Stated exercise: Exactly repeat the full listing that follows.

··· Provided entries

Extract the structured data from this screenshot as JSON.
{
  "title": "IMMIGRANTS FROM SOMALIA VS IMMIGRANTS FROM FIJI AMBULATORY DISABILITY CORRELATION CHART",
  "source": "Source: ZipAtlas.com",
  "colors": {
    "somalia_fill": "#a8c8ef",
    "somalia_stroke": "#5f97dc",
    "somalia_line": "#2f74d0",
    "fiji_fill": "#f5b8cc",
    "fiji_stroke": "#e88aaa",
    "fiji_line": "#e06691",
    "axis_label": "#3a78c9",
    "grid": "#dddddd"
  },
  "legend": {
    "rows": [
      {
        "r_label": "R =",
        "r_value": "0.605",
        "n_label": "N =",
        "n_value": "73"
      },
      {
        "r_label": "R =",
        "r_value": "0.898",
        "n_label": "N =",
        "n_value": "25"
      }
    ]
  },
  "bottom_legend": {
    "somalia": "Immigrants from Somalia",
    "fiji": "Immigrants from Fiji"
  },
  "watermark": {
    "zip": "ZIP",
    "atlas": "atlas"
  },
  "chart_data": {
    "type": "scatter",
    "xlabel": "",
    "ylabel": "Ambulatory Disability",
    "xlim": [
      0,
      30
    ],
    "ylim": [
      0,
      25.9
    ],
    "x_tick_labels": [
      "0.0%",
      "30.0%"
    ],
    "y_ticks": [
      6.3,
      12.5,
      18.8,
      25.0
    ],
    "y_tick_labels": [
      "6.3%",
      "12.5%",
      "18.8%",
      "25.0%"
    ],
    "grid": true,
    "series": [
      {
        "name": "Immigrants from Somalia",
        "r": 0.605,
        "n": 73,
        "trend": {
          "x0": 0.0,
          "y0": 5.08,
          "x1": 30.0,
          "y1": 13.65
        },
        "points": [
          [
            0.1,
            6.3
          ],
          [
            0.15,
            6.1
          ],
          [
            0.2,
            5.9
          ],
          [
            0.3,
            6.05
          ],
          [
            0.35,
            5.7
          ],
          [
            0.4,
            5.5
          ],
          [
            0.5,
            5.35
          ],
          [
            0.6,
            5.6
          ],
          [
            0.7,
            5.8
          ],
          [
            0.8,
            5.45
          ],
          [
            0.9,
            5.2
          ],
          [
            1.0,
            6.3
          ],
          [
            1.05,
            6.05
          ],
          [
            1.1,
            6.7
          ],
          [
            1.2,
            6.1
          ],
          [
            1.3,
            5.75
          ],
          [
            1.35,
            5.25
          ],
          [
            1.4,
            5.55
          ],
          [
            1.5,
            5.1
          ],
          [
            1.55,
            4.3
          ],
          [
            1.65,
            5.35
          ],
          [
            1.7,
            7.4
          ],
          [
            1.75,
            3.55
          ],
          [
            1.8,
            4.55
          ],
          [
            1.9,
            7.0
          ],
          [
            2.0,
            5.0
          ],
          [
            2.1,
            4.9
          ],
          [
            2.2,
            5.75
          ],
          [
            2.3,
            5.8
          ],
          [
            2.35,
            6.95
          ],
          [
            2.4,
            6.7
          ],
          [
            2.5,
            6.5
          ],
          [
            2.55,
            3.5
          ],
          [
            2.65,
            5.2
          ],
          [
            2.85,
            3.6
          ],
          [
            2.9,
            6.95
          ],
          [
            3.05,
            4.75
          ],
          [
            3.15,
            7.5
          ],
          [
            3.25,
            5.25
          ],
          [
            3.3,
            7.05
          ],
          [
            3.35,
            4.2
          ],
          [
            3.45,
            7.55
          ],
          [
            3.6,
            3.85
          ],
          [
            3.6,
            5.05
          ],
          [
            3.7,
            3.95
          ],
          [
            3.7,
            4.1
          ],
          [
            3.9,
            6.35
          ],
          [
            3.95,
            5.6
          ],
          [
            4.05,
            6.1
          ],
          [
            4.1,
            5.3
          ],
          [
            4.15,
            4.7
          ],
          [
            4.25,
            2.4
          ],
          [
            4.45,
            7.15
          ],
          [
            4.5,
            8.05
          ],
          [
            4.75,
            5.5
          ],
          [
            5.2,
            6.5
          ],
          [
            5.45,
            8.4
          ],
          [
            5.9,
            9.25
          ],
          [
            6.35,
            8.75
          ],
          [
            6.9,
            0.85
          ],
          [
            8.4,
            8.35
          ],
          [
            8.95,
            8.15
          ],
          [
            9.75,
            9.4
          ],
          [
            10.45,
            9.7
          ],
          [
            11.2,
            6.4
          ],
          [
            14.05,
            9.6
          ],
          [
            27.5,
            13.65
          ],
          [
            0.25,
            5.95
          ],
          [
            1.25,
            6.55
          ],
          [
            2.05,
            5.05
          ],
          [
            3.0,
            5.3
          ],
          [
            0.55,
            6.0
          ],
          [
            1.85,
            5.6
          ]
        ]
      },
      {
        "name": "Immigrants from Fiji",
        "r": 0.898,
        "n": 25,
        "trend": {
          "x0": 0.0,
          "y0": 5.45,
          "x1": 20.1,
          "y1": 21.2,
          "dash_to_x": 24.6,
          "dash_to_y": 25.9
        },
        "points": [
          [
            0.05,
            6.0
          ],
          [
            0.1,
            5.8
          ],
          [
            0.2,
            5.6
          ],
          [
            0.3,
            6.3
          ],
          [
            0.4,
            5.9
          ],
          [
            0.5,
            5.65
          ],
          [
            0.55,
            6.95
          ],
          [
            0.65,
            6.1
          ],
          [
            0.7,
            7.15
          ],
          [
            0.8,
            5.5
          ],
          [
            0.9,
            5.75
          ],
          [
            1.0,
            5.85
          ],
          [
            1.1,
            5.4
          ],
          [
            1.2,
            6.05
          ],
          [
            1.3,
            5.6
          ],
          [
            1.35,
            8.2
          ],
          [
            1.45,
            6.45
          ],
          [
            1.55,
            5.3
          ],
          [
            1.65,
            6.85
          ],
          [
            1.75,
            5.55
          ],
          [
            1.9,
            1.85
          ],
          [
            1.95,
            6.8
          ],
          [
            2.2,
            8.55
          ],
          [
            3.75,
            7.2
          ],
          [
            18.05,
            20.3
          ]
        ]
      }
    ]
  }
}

······

Expected answer:
Extract the structured data from this screenshot as JSON.
{
  "title": "IMMIGRANTS FROM SOMALIA VS IMMIGRANTS FROM FIJI AMBULATORY DISABILITY CORRELATION CHART",
  "source": "Source: ZipAtlas.com",
  "colors": {
    "somalia_fill": "#a8c8ef",
    "somalia_stroke": "#5f97dc",
    "somalia_line": "#2f74d0",
    "fiji_fill": "#f5b8cc",
    "fiji_stroke": "#e88aaa",
    "fiji_line": "#e06691",
    "axis_label": "#3a78c9",
    "grid": "#dddddd"
  },
  "legend": {
    "rows": [
      {
        "r_label": "R =",
        "r_value": "0.605",
        "n_label": "N =",
        "n_value": "73"
      },
      {
        "r_label": "R =",
        "r_value": "0.898",
        "n_label": "N =",
        "n_value": "25"
      }
    ]
  },
  "bottom_legend": {
    "somalia": "Immigrants from Somalia",
    "fiji": "Immigrants from Fiji"
  },
  "watermark": {
    "zip": "ZIP",
    "atlas": "atlas"
  },
  "chart_data": {
    "type": "scatter",
    "xlabel": "",
    "ylabel": "Ambulatory Disability",
    "xlim": [
      0,
      30
    ],
    "ylim": [
      0,
      25.9
    ],
    "x_tick_labels": [
      "0.0%",
      "30.0%"
    ],
    "y_ticks": [
      6.3,
      12.5,
      18.8,
      25.0
    ],
    "y_tick_labels": [
      "6.3%",
      "12.5%",
      "18.8%",
      "25.0%"
    ],
    "grid": true,
    "series": [
      {
        "name": "Immigrants from Somalia",
        "r": 0.605,
        "n": 73,
        "trend": {
          "x0": 0.0,
          "y0": 5.08,
          "x1": 30.0,
          "y1": 13.65
        },
        "points": [
          [
            0.1,
            6.3
          ],
          [
            0.15,
            6.1
          ],
          [
            0.2,
            5.9
          ],
          [
            0.3,
            6.05
          ],
          [
            0.35,
            5.7
          ],
          [
            0.4,
            5.5
          ],
          [
            0.5,
            5.35
          ],
          [
            0.6,
            5.6
          ],
          [
            0.7,
            5.8
          ],
          [
            0.8,
            5.45
          ],
          [
            0.9,
            5.2
          ],
          [
            1.0,
            6.3
          ],
          [
            1.05,
            6.05
          ],
          [
            1.1,
            6.7
          ],
          [
            1.2,
            6.1
          ],
          [
            1.3,
            5.75
          ],
          [
            1.35,
            5.25
          ],
          [
            1.4,
            5.55
          ],
          [
            1.5,
            5.1
          ],
          [
            1.55,
            4.3
          ],
          [
            1.65,
            5.35
          ],
          [
            1.7,
            7.4
          ],
          [
            1.75,
            3.55
          ],
          [
            1.8,
            4.55
          ],
          [
            1.9,
            7.0
          ],
          [
            2.0,
            5.0
          ],
          [
            2.1,
            4.9
          ],
          [
            2.2,
            5.75
          ],
          [
            2.3,
            5.8
          ],
          [
            2.35,
            6.95
          ],
          [
            2.4,
            6.7
          ],
          [
            2.5,
            6.5
          ],
          [
            2.55,
            3.5
          ],
          [
            2.65,
            5.2
          ],
          [
            2.85,
            3.6
          ],
          [
            2.9,
            6.95
          ],
          [
            3.05,
            4.75
          ],
          [
            3.15,
            7.5
          ],
          [
            3.25,
            5.25
          ],
          [
            3.3,
            7.05
          ],
          [
            3.35,
            4.2
          ],
          [
            3.45,
            7.55
          ],
          [
            3.6,
            3.85
          ],
          [
            3.6,
            5.05
          ],
          [
            3.7,
            3.95
          ],
          [
            3.7,
            4.1
          ],
          [
            3.9,
            6.35
          ],
          [
            3.95,
            5.6
          ],
          [
            4.05,
            6.1
          ],
          [
            4.1,
            5.3
          ],
          [
            4.15,
            4.7
          ],
          [
            4.25,
            2.4
          ],
          [
            4.45,
            7.15
          ],
          [
            4.5,
            8.05
          ],
          [
            4.75,
            5.5
          ],
          [
            5.2,
            6.5
          ],
          [
            5.45,
            8.4
          ],
          [
            5.9,
            9.25
          ],
          [
            6.35,
            8.75
          ],
          [
            6.9,
            0.85
          ],
          [
            8.4,
            8.35
          ],
          [
            8.95,
            8.15
          ],
          [
            9.75,
            9.4
          ],
          [
            10.45,
            9.7
          ],
          [
            11.2,
            6.4
          ],
          [
            14.05,
            9.6
          ],
          [
            27.5,
            13.65
          ],
          [
            0.25,
            5.95
          ],
          [
            1.25,
            6.55
          ],
          [
            2.05,
            5.05
          ],
          [
            3.0,
            5.3
          ],
          [
            0.55,
            6.0
          ],
          [
            1.85,
            5.6
          ]
        ]
      },
      {
        "name": "Immigrants from Fiji",
        "r": 0.898,
        "n": 25,
        "trend": {
          "x0": 0.0,
          "y0": 5.45,
          "x1": 20.1,
          "y1": 21.2,
          "dash_to_x": 24.6,
          "dash_to_y": 25.9
        },
        "points": [
          [
            0.05,
            6.0
          ],
          [
            0.1,
            5.8
          ],
          [
            0.2,
            5.6
          ],
          [
            0.3,
            6.3
          ],
          [
            0.4,
            5.9
          ],
          [
            0.5,
            5.65
          ],
          [
            0.55,
            6.95
          ],
          [
            0.65,
            6.1
          ],
          [
            0.7,
            7.15
          ],
          [
            0.8,
            5.5
          ],
          [
            0.9,
            5.75
          ],
          [
            1.0,
            5.85
          ],
          [
            1.1,
            5.4
          ],
          [
            1.2,
            6.05
          ],
          [
            1.3,
            5.6
          ],
          [
            1.35,
            8.2
          ],
          [
            1.45,
            6.45
          ],
          [
            1.55,
            5.3
          ],
          [
            1.65,
            6.85
          ],
          [
            1.75,
            5.55
          ],
          [
            1.9,
            1.85
          ],
          [
            1.95,
            6.8
          ],
          [
            2.2,
            8.55
          ],
          [
            3.75,
            7.2
          ],
          [
            18.05,
            20.3
          ]
        ]
      }
    ]
  }
}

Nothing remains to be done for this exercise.